_Record list_
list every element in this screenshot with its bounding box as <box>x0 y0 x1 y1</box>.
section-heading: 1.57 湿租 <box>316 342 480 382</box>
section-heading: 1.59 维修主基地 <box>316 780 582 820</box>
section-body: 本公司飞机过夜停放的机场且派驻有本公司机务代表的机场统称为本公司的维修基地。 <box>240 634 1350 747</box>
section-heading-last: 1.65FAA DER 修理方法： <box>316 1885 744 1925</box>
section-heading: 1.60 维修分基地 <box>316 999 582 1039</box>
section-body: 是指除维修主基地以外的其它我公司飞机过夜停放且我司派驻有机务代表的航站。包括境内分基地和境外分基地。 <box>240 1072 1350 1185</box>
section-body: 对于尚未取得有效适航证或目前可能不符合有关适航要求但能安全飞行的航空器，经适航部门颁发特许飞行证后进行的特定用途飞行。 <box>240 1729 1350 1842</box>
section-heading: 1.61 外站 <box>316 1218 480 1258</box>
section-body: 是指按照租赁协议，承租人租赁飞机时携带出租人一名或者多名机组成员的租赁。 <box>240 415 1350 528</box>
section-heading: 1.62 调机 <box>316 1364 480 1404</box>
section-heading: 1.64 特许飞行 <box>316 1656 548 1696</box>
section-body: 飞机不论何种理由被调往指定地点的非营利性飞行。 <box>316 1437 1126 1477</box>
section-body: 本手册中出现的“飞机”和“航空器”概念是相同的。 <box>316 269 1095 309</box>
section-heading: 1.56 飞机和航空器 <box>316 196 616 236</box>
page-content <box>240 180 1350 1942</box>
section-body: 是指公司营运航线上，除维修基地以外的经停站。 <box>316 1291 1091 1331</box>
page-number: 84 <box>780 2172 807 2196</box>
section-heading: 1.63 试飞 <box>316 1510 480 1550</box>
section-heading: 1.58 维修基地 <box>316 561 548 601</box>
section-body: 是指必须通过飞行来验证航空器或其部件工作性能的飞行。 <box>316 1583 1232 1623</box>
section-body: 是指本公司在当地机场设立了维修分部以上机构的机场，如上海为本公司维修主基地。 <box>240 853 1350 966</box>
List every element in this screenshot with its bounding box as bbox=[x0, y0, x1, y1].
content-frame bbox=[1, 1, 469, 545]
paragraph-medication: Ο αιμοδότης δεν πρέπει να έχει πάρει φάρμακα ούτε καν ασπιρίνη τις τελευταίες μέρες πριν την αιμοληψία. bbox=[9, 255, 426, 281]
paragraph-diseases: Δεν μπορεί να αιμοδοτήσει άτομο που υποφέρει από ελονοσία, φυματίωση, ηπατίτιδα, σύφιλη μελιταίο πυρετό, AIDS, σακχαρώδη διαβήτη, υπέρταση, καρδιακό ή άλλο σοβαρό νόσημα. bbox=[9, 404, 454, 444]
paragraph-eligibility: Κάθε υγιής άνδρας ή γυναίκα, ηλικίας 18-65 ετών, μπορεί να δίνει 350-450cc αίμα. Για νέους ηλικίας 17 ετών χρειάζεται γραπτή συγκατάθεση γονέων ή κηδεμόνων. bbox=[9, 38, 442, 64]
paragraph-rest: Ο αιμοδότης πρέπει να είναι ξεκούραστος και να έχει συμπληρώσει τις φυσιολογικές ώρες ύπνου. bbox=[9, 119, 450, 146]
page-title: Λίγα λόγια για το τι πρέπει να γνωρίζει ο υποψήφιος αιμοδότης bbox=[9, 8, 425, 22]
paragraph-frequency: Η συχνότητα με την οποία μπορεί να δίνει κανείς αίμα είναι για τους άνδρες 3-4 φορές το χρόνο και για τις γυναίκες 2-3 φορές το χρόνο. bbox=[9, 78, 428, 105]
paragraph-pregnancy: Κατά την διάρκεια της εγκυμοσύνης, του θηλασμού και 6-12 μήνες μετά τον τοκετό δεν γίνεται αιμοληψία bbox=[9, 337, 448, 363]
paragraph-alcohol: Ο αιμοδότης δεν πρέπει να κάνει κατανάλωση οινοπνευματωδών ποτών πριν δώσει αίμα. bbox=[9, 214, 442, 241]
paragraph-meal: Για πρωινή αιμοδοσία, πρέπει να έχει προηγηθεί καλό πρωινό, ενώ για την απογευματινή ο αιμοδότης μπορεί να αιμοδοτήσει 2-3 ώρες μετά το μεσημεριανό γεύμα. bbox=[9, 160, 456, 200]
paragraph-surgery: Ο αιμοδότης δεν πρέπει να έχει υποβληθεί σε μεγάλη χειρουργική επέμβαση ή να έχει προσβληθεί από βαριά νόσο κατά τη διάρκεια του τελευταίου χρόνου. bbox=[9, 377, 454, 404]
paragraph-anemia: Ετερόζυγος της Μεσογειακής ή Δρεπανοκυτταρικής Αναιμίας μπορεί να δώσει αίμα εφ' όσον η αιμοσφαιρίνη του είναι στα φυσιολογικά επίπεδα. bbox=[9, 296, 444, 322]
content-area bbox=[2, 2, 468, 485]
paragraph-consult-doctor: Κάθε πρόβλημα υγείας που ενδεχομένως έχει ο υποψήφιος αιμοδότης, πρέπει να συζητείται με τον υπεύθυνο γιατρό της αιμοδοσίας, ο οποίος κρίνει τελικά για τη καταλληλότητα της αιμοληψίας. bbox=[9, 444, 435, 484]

_What the task asks_
Can you reproduce all of the data above verbatim, line for line?

_Result for this task_
list every element in this screenshot with its bounding box as <box>x0 y0 x1 y1</box>.
section-heading: 1.57 湿租 <box>316 342 480 382</box>
section-heading: 1.59 维修主基地 <box>316 780 582 820</box>
section-body: 本公司飞机过夜停放的机场且派驻有本公司机务代表的机场统称为本公司的维修基地。 <box>240 634 1350 747</box>
section-heading-last: 1.65FAA DER 修理方法： <box>316 1885 744 1925</box>
section-heading: 1.60 维修分基地 <box>316 999 582 1039</box>
section-body: 是指除维修主基地以外的其它我公司飞机过夜停放且我司派驻有机务代表的航站。包括境内分基地和境外分基地。 <box>240 1072 1350 1185</box>
section-body: 对于尚未取得有效适航证或目前可能不符合有关适航要求但能安全飞行的航空器，经适航部门颁发特许飞行证后进行的特定用途飞行。 <box>240 1729 1350 1842</box>
section-heading: 1.61 外站 <box>316 1218 480 1258</box>
section-body: 是指按照租赁协议，承租人租赁飞机时携带出租人一名或者多名机组成员的租赁。 <box>240 415 1350 528</box>
section-heading: 1.62 调机 <box>316 1364 480 1404</box>
section-heading: 1.64 特许飞行 <box>316 1656 548 1696</box>
section-body: 飞机不论何种理由被调往指定地点的非营利性飞行。 <box>316 1437 1126 1477</box>
section-body: 本手册中出现的“飞机”和“航空器”概念是相同的。 <box>316 269 1095 309</box>
section-heading: 1.56 飞机和航空器 <box>316 196 616 236</box>
page-content <box>240 180 1350 1942</box>
section-body: 是指公司营运航线上，除维修基地以外的经停站。 <box>316 1291 1091 1331</box>
page-number: 84 <box>780 2172 807 2196</box>
section-heading: 1.63 试飞 <box>316 1510 480 1550</box>
section-heading: 1.58 维修基地 <box>316 561 548 601</box>
section-body: 是指必须通过飞行来验证航空器或其部件工作性能的飞行。 <box>316 1583 1232 1623</box>
section-body: 是指本公司在当地机场设立了维修分部以上机构的机场，如上海为本公司维修主基地。 <box>240 853 1350 966</box>
List every element in this screenshot with its bounding box as bbox=[x0, y0, x1, y1].
content-frame bbox=[1, 1, 469, 545]
paragraph-medication: Ο αιμοδότης δεν πρέπει να έχει πάρει φάρμακα ούτε καν ασπιρίνη τις τελευταίες μέρες πριν την αιμοληψία. bbox=[9, 255, 426, 281]
paragraph-diseases: Δεν μπορεί να αιμοδοτήσει άτομο που υποφέρει από ελονοσία, φυματίωση, ηπατίτιδα, σύφιλη μελιταίο πυρετό, AIDS, σακχαρώδη διαβήτη, υπέρταση, καρδιακό ή άλλο σοβαρό νόσημα. bbox=[9, 404, 454, 444]
paragraph-eligibility: Κάθε υγιής άνδρας ή γυναίκα, ηλικίας 18-65 ετών, μπορεί να δίνει 350-450cc αίμα. Για νέους ηλικίας 17 ετών χρειάζεται γραπτή συγκατάθεση γονέων ή κηδεμόνων. bbox=[9, 38, 442, 64]
paragraph-rest: Ο αιμοδότης πρέπει να είναι ξεκούραστος και να έχει συμπληρώσει τις φυσιολογικές ώρες ύπνου. bbox=[9, 119, 450, 146]
page-title: Λίγα λόγια για το τι πρέπει να γνωρίζει ο υποψήφιος αιμοδότης bbox=[9, 8, 425, 22]
paragraph-frequency: Η συχνότητα με την οποία μπορεί να δίνει κανείς αίμα είναι για τους άνδρες 3-4 φορές το χρόνο και για τις γυναίκες 2-3 φορές το χρόνο. bbox=[9, 78, 428, 105]
paragraph-pregnancy: Κατά την διάρκεια της εγκυμοσύνης, του θηλασμού και 6-12 μήνες μετά τον τοκετό δεν γίνεται αιμοληψία bbox=[9, 337, 448, 363]
paragraph-alcohol: Ο αιμοδότης δεν πρέπει να κάνει κατανάλωση οινοπνευματωδών ποτών πριν δώσει αίμα. bbox=[9, 214, 442, 241]
paragraph-meal: Για πρωινή αιμοδοσία, πρέπει να έχει προηγηθεί καλό πρωινό, ενώ για την απογευματινή ο αιμοδότης μπορεί να αιμοδοτήσει 2-3 ώρες μετά το μεσημεριανό γεύμα. bbox=[9, 160, 456, 200]
paragraph-surgery: Ο αιμοδότης δεν πρέπει να έχει υποβληθεί σε μεγάλη χειρουργική επέμβαση ή να έχει προσβληθεί από βαριά νόσο κατά τη διάρκεια του τελευταίου χρόνου. bbox=[9, 377, 454, 404]
paragraph-anemia: Ετερόζυγος της Μεσογειακής ή Δρεπανοκυτταρικής Αναιμίας μπορεί να δώσει αίμα εφ' όσον η αιμοσφαιρίνη του είναι στα φυσιολογικά επίπεδα. bbox=[9, 296, 444, 322]
content-area bbox=[2, 2, 468, 485]
paragraph-consult-doctor: Κάθε πρόβλημα υγείας που ενδεχομένως έχει ο υποψήφιος αιμοδότης, πρέπει να συζητείται με τον υπεύθυνο γιατρό της αιμοδοσίας, ο οποίος κρίνει τελικά για τη καταλληλότητα της αιμοληψίας. bbox=[9, 444, 435, 484]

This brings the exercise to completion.